= Beginning of Section =

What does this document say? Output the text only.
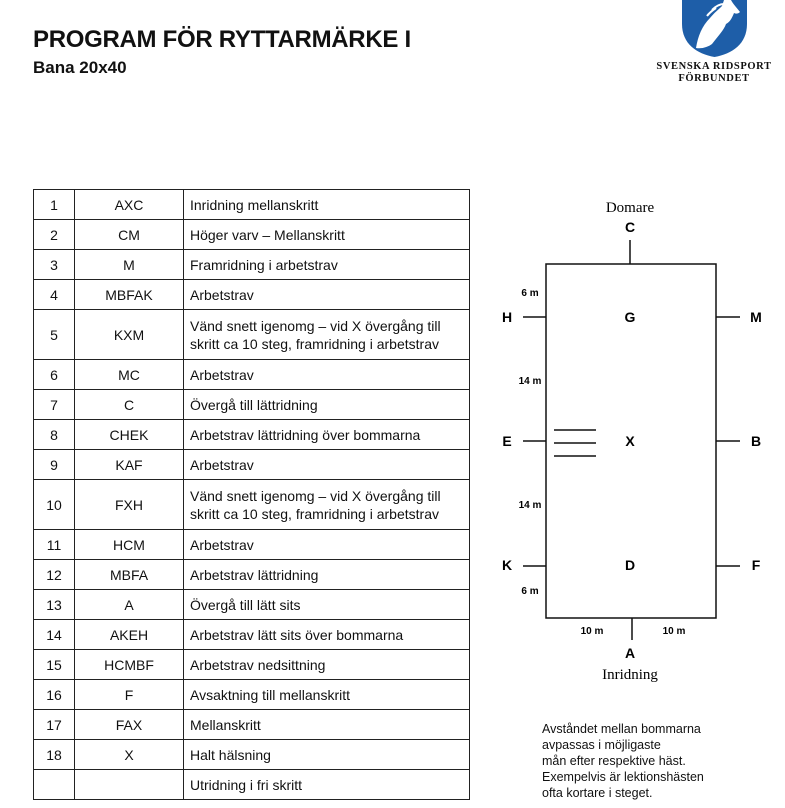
PROGRAM FÖR RYTTARMÄRKE I
Bana 20x40	SVENSKA RIDSPORT
FÖRBUNDET
1	AXC	Inridning mellanskritt
2	CM	Höger varv – Mellanskritt
3	M	Framridning i arbetstrav
4	MBFAK	Arbetstrav
5	KXM	Vänd snett igenomg – vid X övergång till skritt ca 10 steg, framridning i arbetstrav
6	MC	Arbetstrav
7	C	Övergå till lättridning
8	CHEK	Arbetstrav lättridning över bommarna
9	KAF	Arbetstrav
10	FXH	Vänd snett igenomg – vid X övergång till skritt ca 10 steg, framridning i arbetstrav
11	HCM	Arbetstrav
12	MBFA	Arbetstrav lättridning
13	A	Övergå till lätt sits
14	AKEH	Arbetstrav lätt sits över bommarna
15	HCMBF	Arbetstrav nedsittning
16	F	Avsaktning till mellanskritt
17	FAX	Mellanskritt
18	X	Halt hälsning
		Utridning i fri skritt
Domare
C
6 m
H	M
G
14 m
E	B
X
14 m
K	F
D
6 m
10 m	10 m
A
Inridning
Avståndet mellan bommarna
avpassas i möjligaste
mån efter respektive häst.
Exempelvis är lektionshästen
ofta kortare i steget.
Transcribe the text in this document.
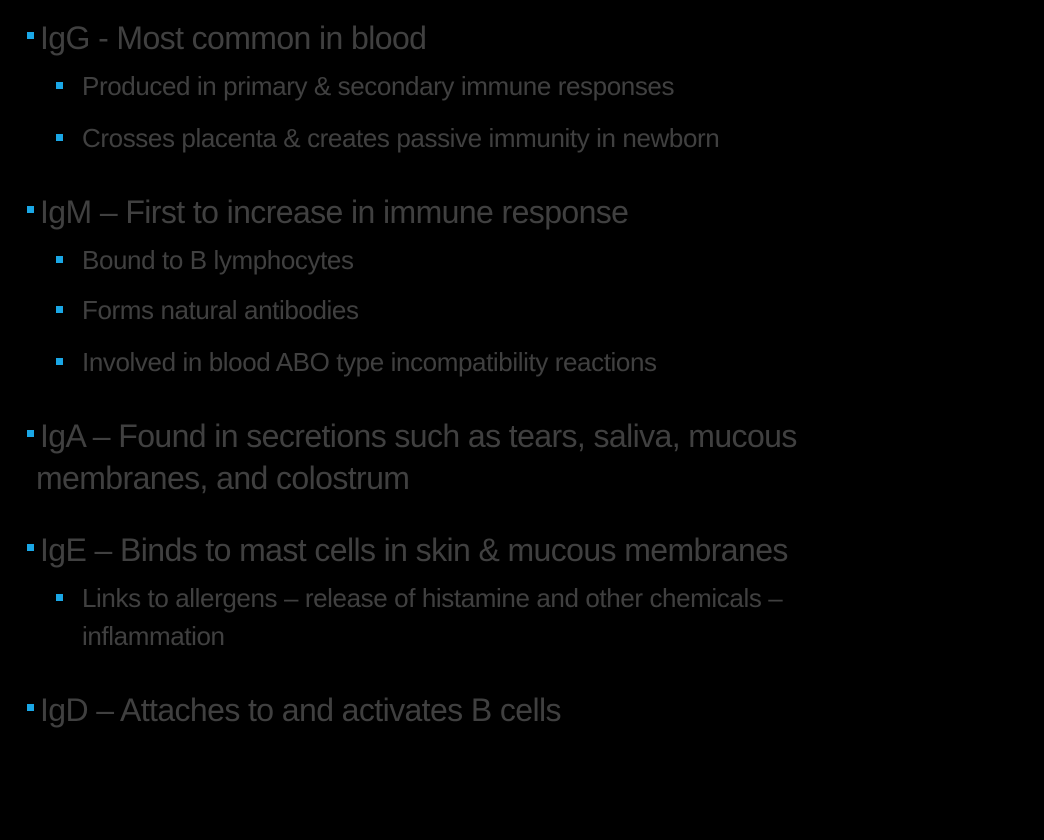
IgG - Most common in blood
Produced in primary & secondary immune responses
Crosses placenta & creates passive immunity in newborn
IgM – First to increase in immune response
Bound to B lymphocytes
Forms natural antibodies
Involved in blood ABO type incompatibility reactions
IgA – Found in secretions such as tears, saliva, mucous
membranes, and colostrum
IgE – Binds to mast cells in skin & mucous membranes
Links to allergens – release of histamine and other chemicals –
inflammation
IgD – Attaches to and activates B cells
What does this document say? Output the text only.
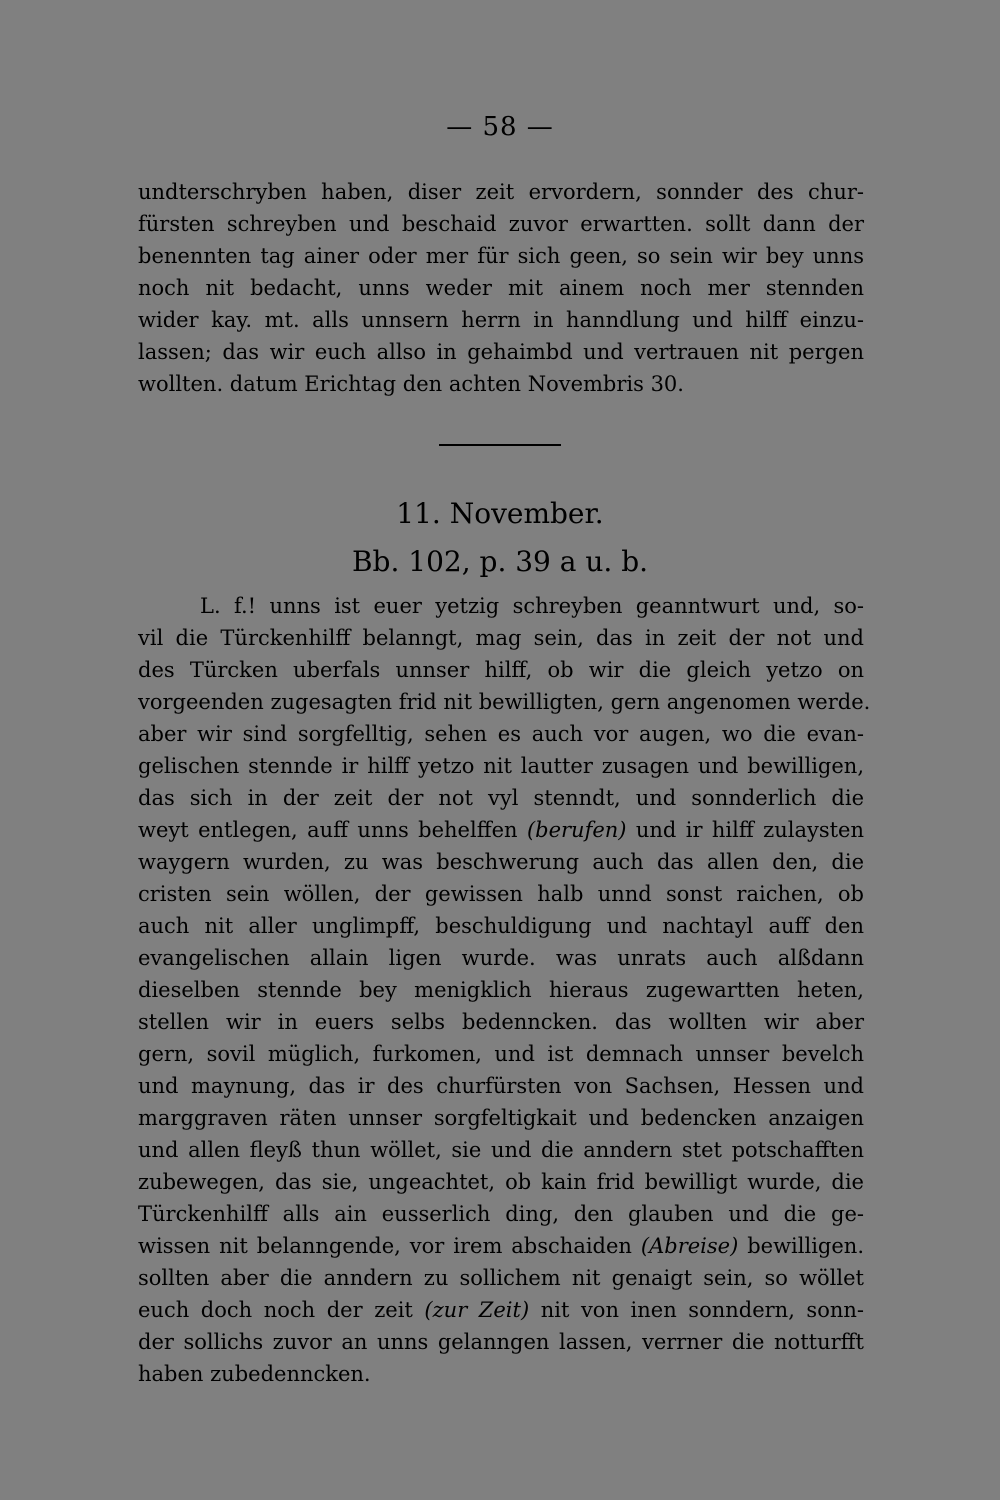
— 58 —
undterschryben haben, diser zeit ervordern, sonnder des chur-
fürsten schreyben und beschaid zuvor erwartten. sollt dann der
benennten tag ainer oder mer für sich geen, so sein wir bey unns
noch nit bedacht, unns weder mit ainem noch mer stennden
wider kay. mt. alls unnsern herrn in hanndlung und hilff einzu-
lassen; das wir euch allso in gehaimbd und vertrauen nit pergen
wollten. datum Erichtag den achten Novembris 30.
11. November.
Bb. 102, p. 39 a u. b.
L. f.! unns ist euer yetzig schreyben geanntwurt und, so-
vil die Türckenhilff belanngt, mag sein, das in zeit der not und
des Türcken uberfals unnser hilff, ob wir die gleich yetzo on
vorgeenden zugesagten frid nit bewilligten, gern angenomen werde.
aber wir sind sorgfelltig, sehen es auch vor augen, wo die evan-
gelischen stennde ir hilff yetzo nit lautter zusagen und bewilligen,
das sich in der zeit der not vyl stenndt, und sonnderlich die
weyt entlegen, auff unns behelffen (berufen) und ir hilff zulaysten
waygern wurden, zu was beschwerung auch das allen den, die
cristen sein wöllen, der gewissen halb unnd sonst raichen, ob
auch nit aller unglimpff, beschuldigung und nachtayl auff den
evangelischen allain ligen wurde. was unrats auch alßdann
dieselben stennde bey menigklich hieraus zugewartten heten,
stellen wir in euers selbs bedenncken. das wollten wir aber
gern, sovil müglich, furkomen, und ist demnach unnser bevelch
und maynung, das ir des churfürsten von Sachsen, Hessen und
marggraven räten unnser sorgfeltigkait und bedencken anzaigen
und allen fleyß thun wöllet, sie und die anndern stet potschafften
zubewegen, das sie, ungeachtet, ob kain frid bewilligt wurde, die
Türckenhilff alls ain eusserlich ding, den glauben und die ge-
wissen nit belanngende, vor irem abschaiden (Abreise) bewilligen.
sollten aber die anndern zu sollichem nit genaigt sein, so wöllet
euch doch noch der zeit (zur Zeit) nit von inen sonndern, sonn-
der sollichs zuvor an unns gelanngen lassen, verrner die notturfft
haben zubedenncken.
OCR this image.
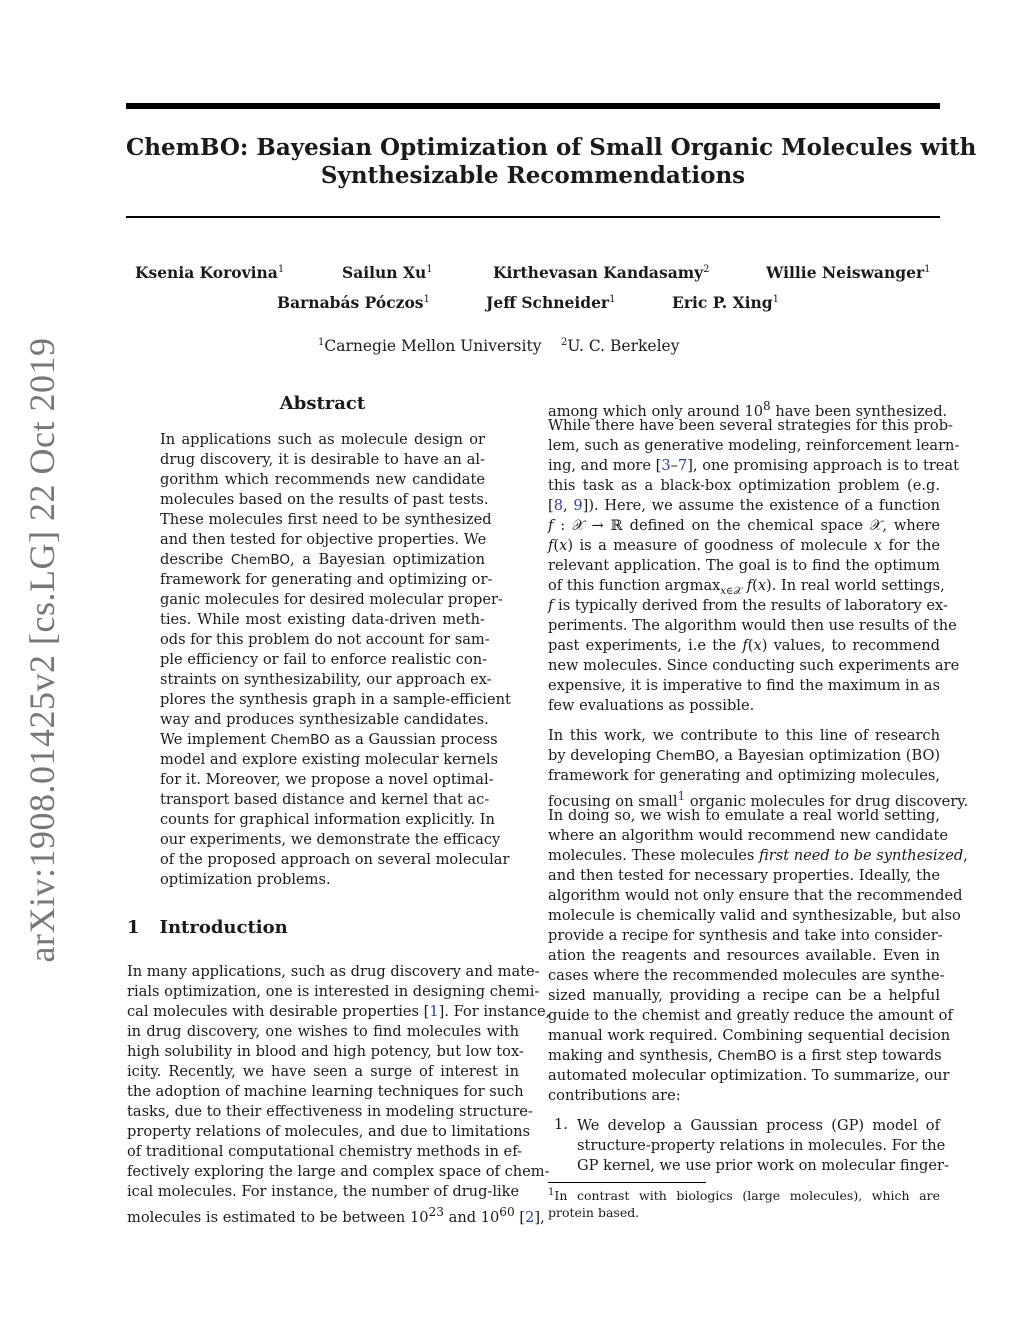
arXiv:1908.01425v2 [cs.LG] 22 Oct 2019
ChemBO: Bayesian Optimization of Small Organic Molecules with
Synthesizable Recommendations
Ksenia Korovina$^1$	Sailun Xu$^1$	Kirthevasan Kandasamy$^2$	Willie Neiswanger$^1$
Barnabás Póczos$^1$	Jeff Schneider$^1$	Eric P. Xing$^1$
$^1$Carnegie Mellon University $^2$U. C. Berkeley
Abstract
In applications such as molecule design or
drug discovery, it is desirable to have an al-
gorithm which recommends new candidate
molecules based on the results of past tests.
These molecules first need to be synthesized
and then tested for objective properties. We
describe ChemBO, a Bayesian optimization
framework for generating and optimizing or-
ganic molecules for desired molecular proper-
ties. While most existing data-driven meth-
ods for this problem do not account for sam-
ple efficiency or fail to enforce realistic con-
straints on synthesizability, our approach ex-
plores the synthesis graph in a sample-efficient
way and produces synthesizable candidates.
We implement ChemBO as a Gaussian process
model and explore existing molecular kernels
for it. Moreover, we propose a novel optimal-
transport based distance and kernel that ac-
counts for graphical information explicitly. In
our experiments, we demonstrate the efficacy
of the proposed approach on several molecular
optimization problems.
1 Introduction
In many applications, such as drug discovery and mate-
rials optimization, one is interested in designing chemi-
cal molecules with desirable properties [1]. For instance,
in drug discovery, one wishes to find molecules with
high solubility in blood and high potency, but low tox-
icity. Recently, we have seen a surge of interest in
the adoption of machine learning techniques for such
tasks, due to their effectiveness in modeling structure-
property relations of molecules, and due to limitations
of traditional computational chemistry methods in ef-
fectively exploring the large and complex space of chem-
ical molecules. For instance, the number of drug-like
molecules is estimated to be between $10^{23}$ and $10^{60}$ [2],
among which only around $10^8$ have been synthesized.
While there have been several strategies for this prob-
lem, such as generative modeling, reinforcement learn-
ing, and more [3–7], one promising approach is to treat
this task as a black-box optimization problem (e.g.
[8, 9]). Here, we assume the existence of a function
f : 𝒳 → ℝ defined on the chemical space 𝒳, where
f(x) is a measure of goodness of molecule x for the
relevant application. The goal is to find the optimum
of this function argmax$_{x\in 𝒳}$ f(x). In real world settings,
f is typically derived from the results of laboratory ex-
periments. The algorithm would then use results of the
past experiments, i.e the f(x) values, to recommend
new molecules. Since conducting such experiments are
expensive, it is imperative to find the maximum in as
few evaluations as possible.
In this work, we contribute to this line of research
by developing ChemBO, a Bayesian optimization (BO)
framework for generating and optimizing molecules,
focusing on small$^1$ organic molecules for drug discovery.
In doing so, we wish to emulate a real world setting,
where an algorithm would recommend new candidate
molecules. These molecules first need to be synthesized,
and then tested for necessary properties. Ideally, the
algorithm would not only ensure that the recommended
molecule is chemically valid and synthesizable, but also
provide a recipe for synthesis and take into consider-
ation the reagents and resources available. Even in
cases where the recommended molecules are synthe-
sized manually, providing a recipe can be a helpful
guide to the chemist and greatly reduce the amount of
manual work required. Combining sequential decision
making and synthesis, ChemBO is a first step towards
automated molecular optimization. To summarize, our
contributions are:
1. We develop a Gaussian process (GP) model of
structure-property relations in molecules. For the
GP kernel, we use prior work on molecular finger-
$^1$In contrast with biologics (large molecules), which are
protein based.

= End of Section =

#### [EXERCISE PROMPT]
If a record contains a picture, leave the picture out and retype everything else exactly.

#### [EXERCISE RESPONSE]
What does this document say? Output the text only.
PROGRAM FÖR RYTTARMÄRKE I
Bana 20x40	SVENSKA RIDSPORT
FÖRBUNDET
1	AXC	Inridning mellanskritt
2	CM	Höger varv – Mellanskritt
3	M	Framridning i arbetstrav
4	MBFAK	Arbetstrav
5	KXM	Vänd snett igenomg – vid X övergång till skritt ca 10 steg, framridning i arbetstrav
6	MC	Arbetstrav
7	C	Övergå till lättridning
8	CHEK	Arbetstrav lättridning över bommarna
9	KAF	Arbetstrav
10	FXH	Vänd snett igenomg – vid X övergång till skritt ca 10 steg, framridning i arbetstrav
11	HCM	Arbetstrav
12	MBFA	Arbetstrav lättridning
13	A	Övergå till lätt sits
14	AKEH	Arbetstrav lätt sits över bommarna
15	HCMBF	Arbetstrav nedsittning
16	F	Avsaktning till mellanskritt
17	FAX	Mellanskritt
18	X	Halt hälsning
		Utridning i fri skritt
Domare
C
6 m
H	M
G
14 m
E	B
X
14 m
K	F
D
6 m
10 m	10 m
A
Inridning
Avståndet mellan bommarna
avpassas i möjligaste
mån efter respektive häst.
Exempelvis är lektionshästen
ofta kortare i steget.
Transcribe the text in this document.
IgG - Most common in blood
Produced in primary & secondary immune responses
Crosses placenta & creates passive immunity in newborn
IgM – First to increase in immune response
Bound to B lymphocytes
Forms natural antibodies
Involved in blood ABO type incompatibility reactions
IgA – Found in secretions such as tears, saliva, mucous
membranes, and colostrum
IgE – Binds to mast cells in skin & mucous membranes
Links to allergens – release of histamine and other chemicals –
inflammation
IgD – Attaches to and activates B cells
What does this document say? Output the text only.
— 58 —
undterschryben haben, diser zeit ervordern, sonnder des chur-
fürsten schreyben und beschaid zuvor erwartten. sollt dann der
benennten tag ainer oder mer für sich geen, so sein wir bey unns
noch nit bedacht, unns weder mit ainem noch mer stennden
wider kay. mt. alls unnsern herrn in hanndlung und hilff einzu-
lassen; das wir euch allso in gehaimbd und vertrauen nit pergen
wollten. datum Erichtag den achten Novembris 30.
11. November.
Bb. 102, p. 39 a u. b.
L. f.! unns ist euer yetzig schreyben geanntwurt und, so-
vil die Türckenhilff belanngt, mag sein, das in zeit der not und
des Türcken uberfals unnser hilff, ob wir die gleich yetzo on
vorgeenden zugesagten frid nit bewilligten, gern angenomen werde.
aber wir sind sorgfelltig, sehen es auch vor augen, wo die evan-
gelischen stennde ir hilff yetzo nit lautter zusagen und bewilligen,
das sich in der zeit der not vyl stenndt, und sonnderlich die
weyt entlegen, auff unns behelffen (berufen) und ir hilff zulaysten
waygern wurden, zu was beschwerung auch das allen den, die
cristen sein wöllen, der gewissen halb unnd sonst raichen, ob
auch nit aller unglimpff, beschuldigung und nachtayl auff den
evangelischen allain ligen wurde. was unrats auch alßdann
dieselben stennde bey menigklich hieraus zugewartten heten,
stellen wir in euers selbs bedenncken. das wollten wir aber
gern, sovil müglich, furkomen, und ist demnach unnser bevelch
und maynung, das ir des churfürsten von Sachsen, Hessen und
marggraven räten unnser sorgfeltigkait und bedencken anzaigen
und allen fleyß thun wöllet, sie und die anndern stet potschafften
zubewegen, das sie, ungeachtet, ob kain frid bewilligt wurde, die
Türckenhilff alls ain eusserlich ding, den glauben und die ge-
wissen nit belanngende, vor irem abschaiden (Abreise) bewilligen.
sollten aber die anndern zu sollichem nit genaigt sein, so wöllet
euch doch noch der zeit (zur Zeit) nit von inen sonndern, sonn-
der sollichs zuvor an unns gelanngen lassen, verrner die notturfft
haben zubedenncken.
OCR this image.
arXiv:1908.01425v2 [cs.LG] 22 Oct 2019
ChemBO: Bayesian Optimization of Small Organic Molecules with
Synthesizable Recommendations
Ksenia Korovina$^1$	Sailun Xu$^1$	Kirthevasan Kandasamy$^2$	Willie Neiswanger$^1$
Barnabás Póczos$^1$	Jeff Schneider$^1$	Eric P. Xing$^1$
$^1$Carnegie Mellon University $^2$U. C. Berkeley
Abstract
In applications such as molecule design or
drug discovery, it is desirable to have an al-
gorithm which recommends new candidate
molecules based on the results of past tests.
These molecules first need to be synthesized
and then tested for objective properties. We
describe ChemBO, a Bayesian optimization
framework for generating and optimizing or-
ganic molecules for desired molecular proper-
ties. While most existing data-driven meth-
ods for this problem do not account for sam-
ple efficiency or fail to enforce realistic con-
straints on synthesizability, our approach ex-
plores the synthesis graph in a sample-efficient
way and produces synthesizable candidates.
We implement ChemBO as a Gaussian process
model and explore existing molecular kernels
for it. Moreover, we propose a novel optimal-
transport based distance and kernel that ac-
counts for graphical information explicitly. In
our experiments, we demonstrate the efficacy
of the proposed approach on several molecular
optimization problems.
1 Introduction
In many applications, such as drug discovery and mate-
rials optimization, one is interested in designing chemi-
cal molecules with desirable properties [1]. For instance,
in drug discovery, one wishes to find molecules with
high solubility in blood and high potency, but low tox-
icity. Recently, we have seen a surge of interest in
the adoption of machine learning techniques for such
tasks, due to their effectiveness in modeling structure-
property relations of molecules, and due to limitations
of traditional computational chemistry methods in ef-
fectively exploring the large and complex space of chem-
ical molecules. For instance, the number of drug-like
molecules is estimated to be between $10^{23}$ and $10^{60}$ [2],
among which only around $10^8$ have been synthesized.
While there have been several strategies for this prob-
lem, such as generative modeling, reinforcement learn-
ing, and more [3–7], one promising approach is to treat
this task as a black-box optimization problem (e.g.
[8, 9]). Here, we assume the existence of a function
f : 𝒳 → ℝ defined on the chemical space 𝒳, where
f(x) is a measure of goodness of molecule x for the
relevant application. The goal is to find the optimum
of this function argmax$_{x\in 𝒳}$ f(x). In real world settings,
f is typically derived from the results of laboratory ex-
periments. The algorithm would then use results of the
past experiments, i.e the f(x) values, to recommend
new molecules. Since conducting such experiments are
expensive, it is imperative to find the maximum in as
few evaluations as possible.
In this work, we contribute to this line of research
by developing ChemBO, a Bayesian optimization (BO)
framework for generating and optimizing molecules,
focusing on small$^1$ organic molecules for drug discovery.
In doing so, we wish to emulate a real world setting,
where an algorithm would recommend new candidate
molecules. These molecules first need to be synthesized,
and then tested for necessary properties. Ideally, the
algorithm would not only ensure that the recommended
molecule is chemically valid and synthesizable, but also
provide a recipe for synthesis and take into consider-
ation the reagents and resources available. Even in
cases where the recommended molecules are synthe-
sized manually, providing a recipe can be a helpful
guide to the chemist and greatly reduce the amount of
manual work required. Combining sequential decision
making and synthesis, ChemBO is a first step towards
automated molecular optimization. To summarize, our
contributions are:
1. We develop a Gaussian process (GP) model of
structure-property relations in molecules. For the
GP kernel, we use prior work on molecular finger-
$^1$In contrast with biologics (large molecules), which are
protein based.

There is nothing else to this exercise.